* **DIRECTION A**: Rewrite the part of the patch thread that opens with the words containing "On Wed, Dec 18, 2019 at 01:19:05PM" and closes with "could be combined?", replacing "ilock" with "inode lock".

* **DOCUMENT SEGMENT**:

==*==

Re: [PATCH 3/3] xfs: rework collapse range into an atomic operation

Brian Foster <bfoster@xxxxxxxxxx> · Thu, 19 Dec 2019 06:56:07 -0500

On Wed, Dec 18, 2019 at 01:19:05PM -0800, Darrick J. Wong wrote:
> On Wed, Dec 18, 2019 at 07:11:20AM -0500, Brian Foster wrote:
> > On Tue, Dec 17, 2019 at 06:39:58PM -0800, Darrick J. Wong wrote:
> > > On Fri, Dec 13, 2019 at 12:12:58PM -0500, Brian Foster wrote:
> > > > The collapse range operation uses a unique transaction and ilock
> > > > cycle for the hole punch and each extent shift iteration of the
> > > > overall operation. While the hole punch is safe as a separate
> > > > operation due to the iolock, cycling the ilock after each extent
> > > > shift is risky similar to insert range.
> > > 
> > > It is?  I thought collapse range was safe because we started by punching
> > > out the doomed range and shifting downwards, which eliminates the
> > > problems that come with two adjacent mappings that could be combined?
> > > 
> > > <confused?>
> > > 
> > 
> > This is somewhat vague wording. I don't mean to say the same bug is
> > possible on collapse. Indeed, I don't think that it is. What I mean to
> > say is just that cycling the ilock generally opens the operation up to
> > concurrent extent changes, similar to the behavior that resulted in the
> > insert range bug and against the general design principle of the
> > operation (as implied by the iolock hold -> flush -> unmap preparation
> > sequence).
> 
> Oh, ok, you're merely trying to prevent anyone from seeing the inode
> metadata while we're in the middle of a collapse-range operation.  I
> wonder then if we need to take a look at the remap range operations, but
> oh wow is that a gnarly mess of inode locking. :)

==*==

* **INPUT RECORDS**:
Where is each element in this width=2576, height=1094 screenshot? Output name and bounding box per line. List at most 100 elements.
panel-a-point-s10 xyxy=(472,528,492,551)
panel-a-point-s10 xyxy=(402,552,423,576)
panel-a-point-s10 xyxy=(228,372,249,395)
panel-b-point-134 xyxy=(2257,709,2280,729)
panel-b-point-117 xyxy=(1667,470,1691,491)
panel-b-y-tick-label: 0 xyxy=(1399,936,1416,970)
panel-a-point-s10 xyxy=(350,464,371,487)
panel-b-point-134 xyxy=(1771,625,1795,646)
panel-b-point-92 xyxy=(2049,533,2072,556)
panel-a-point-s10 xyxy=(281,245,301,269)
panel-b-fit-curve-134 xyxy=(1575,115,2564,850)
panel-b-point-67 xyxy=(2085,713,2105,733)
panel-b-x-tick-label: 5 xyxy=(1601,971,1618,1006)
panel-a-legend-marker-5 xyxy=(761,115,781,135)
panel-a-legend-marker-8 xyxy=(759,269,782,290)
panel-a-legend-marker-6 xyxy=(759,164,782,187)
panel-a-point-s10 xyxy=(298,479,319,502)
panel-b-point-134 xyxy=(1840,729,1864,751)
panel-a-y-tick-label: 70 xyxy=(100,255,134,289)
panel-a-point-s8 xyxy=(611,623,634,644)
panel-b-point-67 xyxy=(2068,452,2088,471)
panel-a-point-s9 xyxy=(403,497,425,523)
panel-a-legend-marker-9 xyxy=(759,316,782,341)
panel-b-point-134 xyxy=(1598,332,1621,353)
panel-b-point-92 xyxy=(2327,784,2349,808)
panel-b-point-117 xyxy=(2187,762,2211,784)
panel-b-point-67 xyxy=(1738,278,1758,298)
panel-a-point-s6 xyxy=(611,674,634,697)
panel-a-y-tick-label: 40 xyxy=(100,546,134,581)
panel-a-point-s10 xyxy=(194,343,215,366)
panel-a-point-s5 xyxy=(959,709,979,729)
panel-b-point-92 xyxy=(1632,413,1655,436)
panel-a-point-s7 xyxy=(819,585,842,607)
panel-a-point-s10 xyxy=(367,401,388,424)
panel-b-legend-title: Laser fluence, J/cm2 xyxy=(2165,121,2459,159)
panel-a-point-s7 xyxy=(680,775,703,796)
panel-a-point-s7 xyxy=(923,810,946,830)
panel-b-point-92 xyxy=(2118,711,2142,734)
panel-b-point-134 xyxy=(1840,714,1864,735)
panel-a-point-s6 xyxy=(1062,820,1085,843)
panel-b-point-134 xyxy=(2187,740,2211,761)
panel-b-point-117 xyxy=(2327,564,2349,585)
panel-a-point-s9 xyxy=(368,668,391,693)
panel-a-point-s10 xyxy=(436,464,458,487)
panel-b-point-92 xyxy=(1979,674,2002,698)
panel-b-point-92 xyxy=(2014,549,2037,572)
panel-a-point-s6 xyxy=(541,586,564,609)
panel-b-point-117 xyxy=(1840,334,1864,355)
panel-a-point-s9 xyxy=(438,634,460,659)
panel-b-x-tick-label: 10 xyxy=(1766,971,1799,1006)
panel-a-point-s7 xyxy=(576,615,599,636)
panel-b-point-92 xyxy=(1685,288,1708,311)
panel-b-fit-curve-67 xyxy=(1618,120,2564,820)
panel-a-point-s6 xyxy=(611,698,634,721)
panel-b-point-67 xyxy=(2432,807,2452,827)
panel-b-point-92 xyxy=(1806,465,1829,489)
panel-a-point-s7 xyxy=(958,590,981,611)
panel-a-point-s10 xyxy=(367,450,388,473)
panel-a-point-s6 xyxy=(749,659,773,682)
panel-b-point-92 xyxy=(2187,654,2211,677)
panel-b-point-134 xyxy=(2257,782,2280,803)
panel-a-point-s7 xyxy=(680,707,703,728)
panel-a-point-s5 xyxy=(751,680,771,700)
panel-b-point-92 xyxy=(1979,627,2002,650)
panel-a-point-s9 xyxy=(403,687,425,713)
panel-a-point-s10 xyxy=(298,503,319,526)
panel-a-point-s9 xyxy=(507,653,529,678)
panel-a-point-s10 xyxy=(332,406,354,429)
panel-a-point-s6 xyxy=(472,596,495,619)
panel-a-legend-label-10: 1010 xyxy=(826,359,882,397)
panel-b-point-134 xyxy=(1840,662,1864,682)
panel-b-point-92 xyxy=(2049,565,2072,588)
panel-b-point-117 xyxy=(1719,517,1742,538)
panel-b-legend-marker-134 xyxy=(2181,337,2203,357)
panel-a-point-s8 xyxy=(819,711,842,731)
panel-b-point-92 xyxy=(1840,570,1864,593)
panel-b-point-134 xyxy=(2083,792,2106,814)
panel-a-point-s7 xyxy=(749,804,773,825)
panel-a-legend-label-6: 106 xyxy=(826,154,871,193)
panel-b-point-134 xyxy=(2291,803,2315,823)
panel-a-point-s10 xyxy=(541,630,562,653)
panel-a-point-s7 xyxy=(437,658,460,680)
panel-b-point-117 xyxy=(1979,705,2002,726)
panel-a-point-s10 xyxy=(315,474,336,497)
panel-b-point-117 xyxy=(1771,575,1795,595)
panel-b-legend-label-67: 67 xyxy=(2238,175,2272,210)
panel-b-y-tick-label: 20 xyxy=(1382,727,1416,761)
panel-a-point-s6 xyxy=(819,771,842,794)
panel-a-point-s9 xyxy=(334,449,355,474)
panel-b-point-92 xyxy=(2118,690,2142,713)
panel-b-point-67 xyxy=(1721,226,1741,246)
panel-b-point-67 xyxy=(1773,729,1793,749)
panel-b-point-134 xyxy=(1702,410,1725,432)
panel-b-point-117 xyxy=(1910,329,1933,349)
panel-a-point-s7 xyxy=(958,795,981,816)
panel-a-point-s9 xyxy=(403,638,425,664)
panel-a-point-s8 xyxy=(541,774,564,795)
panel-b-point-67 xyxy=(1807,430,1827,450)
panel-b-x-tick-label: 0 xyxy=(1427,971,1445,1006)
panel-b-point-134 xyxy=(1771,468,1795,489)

==*==

* **DIRECTION B**: Put the records, from their first line through the line containing "panel-b-fit-curve-134 xyxy=(1575,115,2564,850)", into a Markdown table with the columns n (row number) and Line, skipping blank lines.

* **WRITTEN REPLY A**:
On Wed, Dec 18, 2019 at 01:19:05PM -0800, Darrick J. Wong wrote:
> On Wed, Dec 18, 2019 at 07:11:20AM -0500, Brian Foster wrote:
> > On Tue, Dec 17, 2019 at 06:39:58PM -0800, Darrick J. Wong wrote:
> > > On Fri, Dec 13, 2019 at 12:12:58PM -0500, Brian Foster wrote:
> > > > The collapse range operation uses a unique transaction and inode lock
> > > > cycle for the hole punch and each extent shift iteration of the
> > > > overall operation. While the hole punch is safe as a separate
> > > > operation due to the iolock, cycling the inode lock after each extent
> > > > shift is risky similar to insert range.
> > > 
> > > It is?  I thought collapse range was safe because we started by punching
> > > out the doomed range and shifting downwards, which eliminates the
> > > problems that come with two adjacent mappings that could be combined?

* **WRITTEN REPLY B**:
| n | Line |
|---|---|
| 1 | Where is each element in this width=2576, height=1094 screenshot? Output name and bounding box per line. List at most 100 elements. |
| 2 | panel-a-point-s10 xyxy=(472,528,492,551) |
| 3 | panel-a-point-s10 xyxy=(402,552,423,576) |
| 4 | panel-a-point-s10 xyxy=(228,372,249,395) |
| 5 | panel-b-point-134 xyxy=(2257,709,2280,729) |
| 6 | panel-b-point-117 xyxy=(1667,470,1691,491) |
| 7 | panel-b-y-tick-label: 0 xyxy=(1399,936,1416,970) |
| 8 | panel-a-point-s10 xyxy=(350,464,371,487) |
| 9 | panel-b-point-134 xyxy=(1771,625,1795,646) |
| 10 | panel-b-point-92 xyxy=(2049,533,2072,556) |
| 11 | panel-a-point-s10 xyxy=(281,245,301,269) |
| 12 | panel-b-fit-curve-134 xyxy=(1575,115,2564,850) |